+++ DATA FOR THIS EXERCISE

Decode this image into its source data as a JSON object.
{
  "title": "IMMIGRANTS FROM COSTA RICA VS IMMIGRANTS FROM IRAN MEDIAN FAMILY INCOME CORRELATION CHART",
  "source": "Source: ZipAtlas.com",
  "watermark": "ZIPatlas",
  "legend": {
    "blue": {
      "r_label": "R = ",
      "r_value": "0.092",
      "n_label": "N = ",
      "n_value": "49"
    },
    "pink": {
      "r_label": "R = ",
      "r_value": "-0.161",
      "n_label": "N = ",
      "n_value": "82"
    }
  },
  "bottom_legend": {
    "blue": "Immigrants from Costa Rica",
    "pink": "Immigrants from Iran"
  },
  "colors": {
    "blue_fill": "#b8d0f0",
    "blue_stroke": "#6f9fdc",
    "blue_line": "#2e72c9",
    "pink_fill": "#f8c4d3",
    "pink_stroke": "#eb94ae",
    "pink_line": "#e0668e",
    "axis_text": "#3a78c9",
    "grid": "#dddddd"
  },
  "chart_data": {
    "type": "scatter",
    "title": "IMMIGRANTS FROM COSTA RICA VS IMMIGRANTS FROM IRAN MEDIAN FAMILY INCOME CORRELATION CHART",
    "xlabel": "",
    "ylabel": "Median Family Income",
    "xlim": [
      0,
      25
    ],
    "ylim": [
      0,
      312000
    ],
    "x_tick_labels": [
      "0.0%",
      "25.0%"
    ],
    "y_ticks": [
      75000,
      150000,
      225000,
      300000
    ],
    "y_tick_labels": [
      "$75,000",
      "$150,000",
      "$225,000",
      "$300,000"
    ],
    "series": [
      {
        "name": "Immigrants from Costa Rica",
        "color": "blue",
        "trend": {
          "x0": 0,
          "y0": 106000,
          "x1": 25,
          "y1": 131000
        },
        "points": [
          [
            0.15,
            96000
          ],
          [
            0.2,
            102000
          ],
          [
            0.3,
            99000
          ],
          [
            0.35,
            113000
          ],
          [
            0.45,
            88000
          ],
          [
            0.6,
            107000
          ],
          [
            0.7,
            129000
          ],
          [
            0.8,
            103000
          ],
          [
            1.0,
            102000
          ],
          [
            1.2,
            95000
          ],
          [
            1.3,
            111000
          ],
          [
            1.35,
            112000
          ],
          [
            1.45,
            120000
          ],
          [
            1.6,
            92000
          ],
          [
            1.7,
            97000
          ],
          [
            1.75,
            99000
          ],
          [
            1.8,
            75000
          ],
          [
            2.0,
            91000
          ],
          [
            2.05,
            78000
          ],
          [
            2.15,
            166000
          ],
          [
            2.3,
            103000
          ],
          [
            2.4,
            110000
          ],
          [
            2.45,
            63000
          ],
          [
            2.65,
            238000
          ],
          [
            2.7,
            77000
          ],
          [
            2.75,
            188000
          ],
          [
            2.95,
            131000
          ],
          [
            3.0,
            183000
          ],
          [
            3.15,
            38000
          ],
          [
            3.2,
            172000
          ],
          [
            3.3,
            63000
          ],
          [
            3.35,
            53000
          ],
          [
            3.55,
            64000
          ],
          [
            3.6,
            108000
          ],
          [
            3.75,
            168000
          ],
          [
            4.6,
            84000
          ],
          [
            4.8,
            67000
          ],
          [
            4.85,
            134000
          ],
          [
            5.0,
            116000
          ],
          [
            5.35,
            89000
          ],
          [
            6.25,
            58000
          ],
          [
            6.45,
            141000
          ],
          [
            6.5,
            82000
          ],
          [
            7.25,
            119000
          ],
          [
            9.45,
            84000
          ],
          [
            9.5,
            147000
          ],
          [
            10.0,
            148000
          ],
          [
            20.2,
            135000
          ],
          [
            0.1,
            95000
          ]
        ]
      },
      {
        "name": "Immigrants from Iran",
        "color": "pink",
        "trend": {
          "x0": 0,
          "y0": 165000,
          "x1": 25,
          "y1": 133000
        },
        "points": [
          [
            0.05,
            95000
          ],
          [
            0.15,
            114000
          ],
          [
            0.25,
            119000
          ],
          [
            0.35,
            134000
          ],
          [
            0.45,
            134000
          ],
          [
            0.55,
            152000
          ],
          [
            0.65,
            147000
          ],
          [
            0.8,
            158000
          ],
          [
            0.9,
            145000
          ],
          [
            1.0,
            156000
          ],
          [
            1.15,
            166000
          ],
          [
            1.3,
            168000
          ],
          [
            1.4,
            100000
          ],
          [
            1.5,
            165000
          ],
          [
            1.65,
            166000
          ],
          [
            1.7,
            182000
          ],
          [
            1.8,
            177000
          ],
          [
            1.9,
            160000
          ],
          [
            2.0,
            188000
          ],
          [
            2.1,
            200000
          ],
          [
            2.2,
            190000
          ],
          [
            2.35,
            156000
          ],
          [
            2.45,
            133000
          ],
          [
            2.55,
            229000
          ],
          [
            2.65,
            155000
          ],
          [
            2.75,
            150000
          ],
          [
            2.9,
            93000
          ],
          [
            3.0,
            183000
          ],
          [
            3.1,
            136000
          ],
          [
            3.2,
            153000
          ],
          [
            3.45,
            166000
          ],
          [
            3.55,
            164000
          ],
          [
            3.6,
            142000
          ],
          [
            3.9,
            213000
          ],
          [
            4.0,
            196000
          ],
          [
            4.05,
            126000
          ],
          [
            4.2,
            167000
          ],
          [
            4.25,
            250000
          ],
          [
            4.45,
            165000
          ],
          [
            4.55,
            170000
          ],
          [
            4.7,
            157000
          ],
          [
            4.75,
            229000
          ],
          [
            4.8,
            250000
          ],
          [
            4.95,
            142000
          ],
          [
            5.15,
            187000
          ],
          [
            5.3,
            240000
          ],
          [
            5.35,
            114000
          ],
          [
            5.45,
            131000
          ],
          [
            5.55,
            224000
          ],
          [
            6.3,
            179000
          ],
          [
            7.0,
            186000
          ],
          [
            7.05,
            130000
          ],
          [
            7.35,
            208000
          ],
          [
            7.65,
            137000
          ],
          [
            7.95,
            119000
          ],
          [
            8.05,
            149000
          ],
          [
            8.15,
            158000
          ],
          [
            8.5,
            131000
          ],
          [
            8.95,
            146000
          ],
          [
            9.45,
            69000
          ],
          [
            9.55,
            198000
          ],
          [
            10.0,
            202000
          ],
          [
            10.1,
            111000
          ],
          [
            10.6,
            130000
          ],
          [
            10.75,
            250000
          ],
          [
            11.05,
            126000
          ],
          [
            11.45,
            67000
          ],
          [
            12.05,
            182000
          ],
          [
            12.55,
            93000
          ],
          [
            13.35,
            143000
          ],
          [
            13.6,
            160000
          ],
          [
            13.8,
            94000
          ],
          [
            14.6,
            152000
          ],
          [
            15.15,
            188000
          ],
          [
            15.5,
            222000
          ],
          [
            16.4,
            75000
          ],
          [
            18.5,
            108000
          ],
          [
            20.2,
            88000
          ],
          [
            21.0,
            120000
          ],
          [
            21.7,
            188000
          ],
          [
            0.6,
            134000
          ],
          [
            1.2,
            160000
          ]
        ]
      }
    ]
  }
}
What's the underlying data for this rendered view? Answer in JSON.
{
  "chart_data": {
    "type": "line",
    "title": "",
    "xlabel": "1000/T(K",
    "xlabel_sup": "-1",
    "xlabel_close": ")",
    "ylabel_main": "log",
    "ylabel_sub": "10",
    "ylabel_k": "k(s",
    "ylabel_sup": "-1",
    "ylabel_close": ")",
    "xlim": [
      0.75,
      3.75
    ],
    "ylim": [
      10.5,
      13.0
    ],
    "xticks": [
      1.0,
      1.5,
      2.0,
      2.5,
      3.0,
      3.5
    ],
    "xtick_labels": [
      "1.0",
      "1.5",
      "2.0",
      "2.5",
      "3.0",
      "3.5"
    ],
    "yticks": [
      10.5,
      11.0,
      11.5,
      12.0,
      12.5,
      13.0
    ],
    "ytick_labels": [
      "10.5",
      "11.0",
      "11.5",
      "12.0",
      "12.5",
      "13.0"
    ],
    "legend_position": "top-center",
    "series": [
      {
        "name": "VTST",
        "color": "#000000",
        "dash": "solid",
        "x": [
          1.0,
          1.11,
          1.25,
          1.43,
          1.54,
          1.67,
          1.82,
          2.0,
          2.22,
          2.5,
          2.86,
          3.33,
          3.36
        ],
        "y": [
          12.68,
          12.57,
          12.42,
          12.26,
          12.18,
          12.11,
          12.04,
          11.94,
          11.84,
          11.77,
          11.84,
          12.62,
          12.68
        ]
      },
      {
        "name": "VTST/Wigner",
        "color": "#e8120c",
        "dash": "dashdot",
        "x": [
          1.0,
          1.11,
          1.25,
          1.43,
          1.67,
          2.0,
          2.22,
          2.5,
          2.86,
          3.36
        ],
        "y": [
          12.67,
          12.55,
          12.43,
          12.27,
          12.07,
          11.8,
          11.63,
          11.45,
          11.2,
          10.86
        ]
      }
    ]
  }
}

++++++

WHAT THIS TASK INVOLVES: The line containing "What's the underlying" and every line after it, through the end of the records, should be repeated exactly and alone.

TASK ANSWER:
What's the underlying data for this rendered view? Answer in JSON.
{
  "chart_data": {
    "type": "line",
    "title": "",
    "xlabel": "1000/T(K",
    "xlabel_sup": "-1",
    "xlabel_close": ")",
    "ylabel_main": "log",
    "ylabel_sub": "10",
    "ylabel_k": "k(s",
    "ylabel_sup": "-1",
    "ylabel_close": ")",
    "xlim": [
      0.75,
      3.75
    ],
    "ylim": [
      10.5,
      13.0
    ],
    "xticks": [
      1.0,
      1.5,
      2.0,
      2.5,
      3.0,
      3.5
    ],
    "xtick_labels": [
      "1.0",
      "1.5",
      "2.0",
      "2.5",
      "3.0",
      "3.5"
    ],
    "yticks": [
      10.5,
      11.0,
      11.5,
      12.0,
      12.5,
      13.0
    ],
    "ytick_labels": [
      "10.5",
      "11.0",
      "11.5",
      "12.0",
      "12.5",
      "13.0"
    ],
    "legend_position": "top-center",
    "series": [
      {
        "name": "VTST",
        "color": "#000000",
        "dash": "solid",
        "x": [
          1.0,
          1.11,
          1.25,
          1.43,
          1.54,
          1.67,
          1.82,
          2.0,
          2.22,
          2.5,
          2.86,
          3.33,
          3.36
        ],
        "y": [
          12.68,
          12.57,
          12.42,
          12.26,
          12.18,
          12.11,
          12.04,
          11.94,
          11.84,
          11.77,
          11.84,
          12.62,
          12.68
        ]
      },
      {
        "name": "VTST/Wigner",
        "color": "#e8120c",
        "dash": "dashdot",
        "x": [
          1.0,
          1.11,
          1.25,
          1.43,
          1.67,
          2.0,
          2.22,
          2.5,
          2.86,
          3.36
        ],
        "y": [
          12.67,
          12.55,
          12.43,
          12.27,
          12.07,
          11.8,
          11.63,
          11.45,
          11.2,
          10.86
        ]
      }
    ]
  }
}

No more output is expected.